# Problema posto 1
In base al brano sul giudizio di rinvio, in quale caso si ha il rinvio restitutorio?
# Problema posto 2
Dal brano sul giudizio di rinvio, riporta il passo che comincia con "4.3. Fermo, in" e termina dopo "e rinvio restitutorio.", sostituendo "primo grado" con "prima istanza".

==== Fonte ====

4.3. Fermo, in principio, che la presunzione di rinuncia stabilita dall’art. 346 cod. proc. civ. delle domande già proposte in primo grado in difetto di riproposizione in sede di impugnazione è operante anche in sede di giudizio di rinvio in cui, se è preclusa alle parti la possibilità di proporre nuove domande ed eccezioni, rimane la facoltà di scegliere se insistere o meno in tutte le conclusioni in precedenza
rassegnate (Cass., Sez. I, 26/01/2007, n. 1754), occorre, tuttavia, por mente alla distinzione tra rinvio prosecutorio e rinvio restitutorio.
Com’è noto il primo si determina allorché la sentenza impugnata venga cassata per error in iudicando ex art. 360, comma 1, n 3 e n. 5, cod. proc. civ., mentre il secondo si ha quando la cassazione intervenga per un error in procedendo . Ora, qui la cassazione della pregressa sentenza di appello è avvenuta per violazione di legge, avendo la Corte accolto il primo motivo di ricorso, a mezzo del quale si lamentava la violazione dell’art. 132 cod. proc. civ. sul presupposto che la corte territoriale, nel decretare l’accoglimento del gravame, si era limitata a far propria per relationem una precedente pronuncia da essa adottata su una vicenda analoga senza tuttavia darsi cura di rendere percepibile il fondamento delle proprie determinazioni, in particolare astenendosi dal dar conto delle ragioni della propria adesione al precedente richiamato mediante, segnatamente, l’illustrazione delle questioni controverse e dei motivi di impugnazione proposti dalla parte.

==== Dati forniti ====

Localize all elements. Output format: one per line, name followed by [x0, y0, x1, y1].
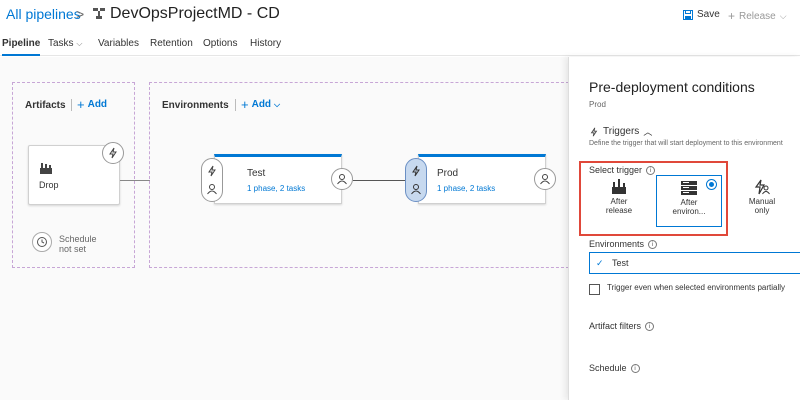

====

# Output completo 1
Quando la cassazione interviene per un error in procedendo.

# Output completo 2
4.3. Fermo, in principio, che la presunzione di rinuncia stabilita dall’art. 346 cod. proc. civ. delle domande già proposte in prima istanza in difetto di riproposizione in sede di impugnazione è operante anche in sede di giudizio di rinvio in cui, se è preclusa alle parti la possibilità di proporre nuove domande ed eccezioni, rimane la facoltà di scegliere se insistere o meno in tutte le conclusioni in precedenza
rassegnate (Cass., Sez. I, 26/01/2007, n. 1754), occorre, tuttavia, por mente alla distinzione tra rinvio prosecutorio e rinvio restitutorio.